### WORK TO BE COMPLETED
Say how many lines hold the string "situation"; please write nothing but the number.

### STORED ROWS

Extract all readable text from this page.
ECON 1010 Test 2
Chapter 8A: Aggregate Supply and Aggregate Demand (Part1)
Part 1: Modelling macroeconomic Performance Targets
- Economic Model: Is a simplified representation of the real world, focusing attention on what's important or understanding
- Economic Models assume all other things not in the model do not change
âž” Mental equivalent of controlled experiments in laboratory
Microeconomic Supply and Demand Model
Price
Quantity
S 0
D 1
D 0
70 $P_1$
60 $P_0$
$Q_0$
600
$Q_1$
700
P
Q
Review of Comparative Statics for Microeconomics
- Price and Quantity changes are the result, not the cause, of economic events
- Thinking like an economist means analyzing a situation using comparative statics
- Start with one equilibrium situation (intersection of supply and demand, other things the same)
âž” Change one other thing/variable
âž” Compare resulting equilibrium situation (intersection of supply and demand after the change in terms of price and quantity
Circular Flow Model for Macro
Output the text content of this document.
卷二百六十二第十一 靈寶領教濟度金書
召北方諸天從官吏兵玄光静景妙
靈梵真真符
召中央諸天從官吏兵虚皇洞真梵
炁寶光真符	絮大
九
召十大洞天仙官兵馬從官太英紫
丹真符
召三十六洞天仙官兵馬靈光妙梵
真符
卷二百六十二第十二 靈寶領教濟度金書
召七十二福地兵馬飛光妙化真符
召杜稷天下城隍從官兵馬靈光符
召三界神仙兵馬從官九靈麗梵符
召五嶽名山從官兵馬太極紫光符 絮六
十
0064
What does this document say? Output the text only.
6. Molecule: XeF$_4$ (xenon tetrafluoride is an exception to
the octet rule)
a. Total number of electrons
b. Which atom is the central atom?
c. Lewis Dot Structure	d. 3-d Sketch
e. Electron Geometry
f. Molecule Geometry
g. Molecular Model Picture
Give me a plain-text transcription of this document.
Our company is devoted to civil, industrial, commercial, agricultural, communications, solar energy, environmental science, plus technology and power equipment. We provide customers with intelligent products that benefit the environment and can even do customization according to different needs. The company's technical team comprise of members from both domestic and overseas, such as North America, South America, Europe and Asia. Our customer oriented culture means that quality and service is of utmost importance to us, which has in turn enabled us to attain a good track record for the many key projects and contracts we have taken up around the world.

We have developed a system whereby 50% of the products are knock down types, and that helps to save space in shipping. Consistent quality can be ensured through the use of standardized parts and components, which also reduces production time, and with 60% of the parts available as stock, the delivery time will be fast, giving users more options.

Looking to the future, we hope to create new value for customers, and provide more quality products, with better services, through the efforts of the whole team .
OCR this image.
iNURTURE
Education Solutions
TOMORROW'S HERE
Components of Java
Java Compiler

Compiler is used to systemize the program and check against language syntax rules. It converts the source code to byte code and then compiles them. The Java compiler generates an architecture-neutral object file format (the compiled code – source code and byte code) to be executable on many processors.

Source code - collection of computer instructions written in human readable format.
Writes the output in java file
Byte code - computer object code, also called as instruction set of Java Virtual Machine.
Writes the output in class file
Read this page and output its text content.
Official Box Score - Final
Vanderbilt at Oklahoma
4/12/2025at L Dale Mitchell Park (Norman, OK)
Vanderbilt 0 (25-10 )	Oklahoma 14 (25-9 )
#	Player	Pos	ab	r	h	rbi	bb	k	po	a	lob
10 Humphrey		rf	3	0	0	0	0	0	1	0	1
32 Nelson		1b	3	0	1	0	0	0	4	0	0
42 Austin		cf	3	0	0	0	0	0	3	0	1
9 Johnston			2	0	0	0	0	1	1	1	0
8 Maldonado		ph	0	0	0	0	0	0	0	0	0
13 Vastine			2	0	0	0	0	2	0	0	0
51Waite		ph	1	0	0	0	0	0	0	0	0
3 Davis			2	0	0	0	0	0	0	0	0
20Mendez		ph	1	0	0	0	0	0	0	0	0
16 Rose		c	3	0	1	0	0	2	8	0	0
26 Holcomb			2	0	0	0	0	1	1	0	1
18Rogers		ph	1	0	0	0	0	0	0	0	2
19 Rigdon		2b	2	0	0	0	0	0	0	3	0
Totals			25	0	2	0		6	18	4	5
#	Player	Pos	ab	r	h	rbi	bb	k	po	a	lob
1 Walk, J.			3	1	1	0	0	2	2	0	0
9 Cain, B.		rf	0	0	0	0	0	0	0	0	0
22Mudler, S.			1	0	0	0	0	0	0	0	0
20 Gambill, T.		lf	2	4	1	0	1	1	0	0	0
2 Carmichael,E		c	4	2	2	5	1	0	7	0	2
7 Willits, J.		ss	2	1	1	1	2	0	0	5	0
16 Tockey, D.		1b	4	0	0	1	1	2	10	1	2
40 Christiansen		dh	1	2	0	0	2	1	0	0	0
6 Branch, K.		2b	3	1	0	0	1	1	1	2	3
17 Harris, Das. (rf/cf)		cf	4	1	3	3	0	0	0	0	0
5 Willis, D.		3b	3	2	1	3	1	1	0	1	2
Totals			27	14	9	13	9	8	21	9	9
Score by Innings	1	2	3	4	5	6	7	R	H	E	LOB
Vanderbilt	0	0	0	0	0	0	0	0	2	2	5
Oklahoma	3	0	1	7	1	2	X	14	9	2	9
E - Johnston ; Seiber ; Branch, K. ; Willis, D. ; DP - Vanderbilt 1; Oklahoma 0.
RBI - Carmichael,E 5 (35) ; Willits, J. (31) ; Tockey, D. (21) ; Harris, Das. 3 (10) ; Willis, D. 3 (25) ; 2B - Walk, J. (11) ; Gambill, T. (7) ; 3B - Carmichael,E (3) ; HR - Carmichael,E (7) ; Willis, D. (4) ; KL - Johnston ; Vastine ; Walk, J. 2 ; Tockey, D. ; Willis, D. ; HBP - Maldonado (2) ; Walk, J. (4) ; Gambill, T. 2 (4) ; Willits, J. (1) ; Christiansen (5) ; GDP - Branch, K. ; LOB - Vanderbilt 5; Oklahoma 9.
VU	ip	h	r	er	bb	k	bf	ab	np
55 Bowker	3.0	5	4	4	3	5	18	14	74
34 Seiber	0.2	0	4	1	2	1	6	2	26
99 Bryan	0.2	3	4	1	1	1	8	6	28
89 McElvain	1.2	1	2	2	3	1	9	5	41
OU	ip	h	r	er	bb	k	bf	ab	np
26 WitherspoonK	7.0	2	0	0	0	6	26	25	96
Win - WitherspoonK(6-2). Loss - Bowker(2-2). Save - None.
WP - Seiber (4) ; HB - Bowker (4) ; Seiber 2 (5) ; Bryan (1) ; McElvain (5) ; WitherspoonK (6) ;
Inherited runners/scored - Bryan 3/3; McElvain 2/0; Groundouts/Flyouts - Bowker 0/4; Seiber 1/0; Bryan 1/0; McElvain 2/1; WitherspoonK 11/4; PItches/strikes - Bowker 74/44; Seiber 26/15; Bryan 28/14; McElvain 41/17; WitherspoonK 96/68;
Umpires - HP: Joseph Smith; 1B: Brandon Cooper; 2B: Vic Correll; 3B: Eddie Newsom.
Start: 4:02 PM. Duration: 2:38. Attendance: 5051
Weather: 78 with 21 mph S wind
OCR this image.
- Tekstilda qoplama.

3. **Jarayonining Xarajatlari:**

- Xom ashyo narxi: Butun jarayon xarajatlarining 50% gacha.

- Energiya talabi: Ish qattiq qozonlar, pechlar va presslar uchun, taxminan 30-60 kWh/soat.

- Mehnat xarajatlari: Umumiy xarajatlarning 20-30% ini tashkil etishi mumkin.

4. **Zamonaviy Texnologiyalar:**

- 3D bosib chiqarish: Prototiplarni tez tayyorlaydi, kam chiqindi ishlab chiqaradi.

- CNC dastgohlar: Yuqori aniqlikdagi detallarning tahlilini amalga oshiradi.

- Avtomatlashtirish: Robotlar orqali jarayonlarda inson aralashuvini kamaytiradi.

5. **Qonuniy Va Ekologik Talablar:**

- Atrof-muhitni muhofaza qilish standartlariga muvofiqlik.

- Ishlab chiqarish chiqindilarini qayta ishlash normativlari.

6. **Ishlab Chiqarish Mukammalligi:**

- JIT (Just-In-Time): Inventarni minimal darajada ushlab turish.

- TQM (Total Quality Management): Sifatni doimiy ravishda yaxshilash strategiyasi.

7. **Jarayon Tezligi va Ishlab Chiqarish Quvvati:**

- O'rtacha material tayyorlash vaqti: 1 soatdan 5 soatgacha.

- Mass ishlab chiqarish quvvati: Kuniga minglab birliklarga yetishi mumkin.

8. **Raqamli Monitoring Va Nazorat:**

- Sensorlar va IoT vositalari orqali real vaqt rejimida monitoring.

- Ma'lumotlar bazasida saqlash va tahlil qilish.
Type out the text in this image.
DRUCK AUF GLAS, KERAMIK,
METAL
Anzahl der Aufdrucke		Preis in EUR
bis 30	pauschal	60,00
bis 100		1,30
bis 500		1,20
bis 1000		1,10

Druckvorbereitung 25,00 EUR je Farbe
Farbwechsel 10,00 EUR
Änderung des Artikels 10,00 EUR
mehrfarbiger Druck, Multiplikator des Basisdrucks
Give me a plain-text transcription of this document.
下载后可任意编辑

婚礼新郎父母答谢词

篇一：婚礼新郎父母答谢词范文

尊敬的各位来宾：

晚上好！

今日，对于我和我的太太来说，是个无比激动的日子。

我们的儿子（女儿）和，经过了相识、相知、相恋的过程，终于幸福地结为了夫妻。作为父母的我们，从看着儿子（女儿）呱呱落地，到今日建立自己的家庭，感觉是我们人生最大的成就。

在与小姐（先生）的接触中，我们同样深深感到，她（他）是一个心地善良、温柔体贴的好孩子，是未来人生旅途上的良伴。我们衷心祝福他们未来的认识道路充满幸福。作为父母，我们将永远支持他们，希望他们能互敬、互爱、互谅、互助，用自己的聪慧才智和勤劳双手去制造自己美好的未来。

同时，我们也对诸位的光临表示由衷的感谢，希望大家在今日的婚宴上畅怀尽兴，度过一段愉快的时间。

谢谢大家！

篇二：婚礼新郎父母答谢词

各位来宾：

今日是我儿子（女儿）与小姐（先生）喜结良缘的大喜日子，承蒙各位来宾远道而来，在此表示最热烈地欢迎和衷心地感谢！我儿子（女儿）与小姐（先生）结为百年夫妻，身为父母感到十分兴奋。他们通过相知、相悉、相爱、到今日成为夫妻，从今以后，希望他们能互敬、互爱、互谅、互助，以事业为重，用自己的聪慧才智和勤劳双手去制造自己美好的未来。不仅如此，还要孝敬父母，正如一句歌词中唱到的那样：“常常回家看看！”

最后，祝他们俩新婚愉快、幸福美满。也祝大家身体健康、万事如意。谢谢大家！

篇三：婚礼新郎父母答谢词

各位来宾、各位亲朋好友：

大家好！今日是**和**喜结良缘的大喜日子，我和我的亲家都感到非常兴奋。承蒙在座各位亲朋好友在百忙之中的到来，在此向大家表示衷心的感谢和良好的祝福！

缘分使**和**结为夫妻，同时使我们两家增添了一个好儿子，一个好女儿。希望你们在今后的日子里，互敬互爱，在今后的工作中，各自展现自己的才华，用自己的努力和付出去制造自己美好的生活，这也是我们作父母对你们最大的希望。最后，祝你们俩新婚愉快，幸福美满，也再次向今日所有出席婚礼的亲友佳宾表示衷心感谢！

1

### RESULT
3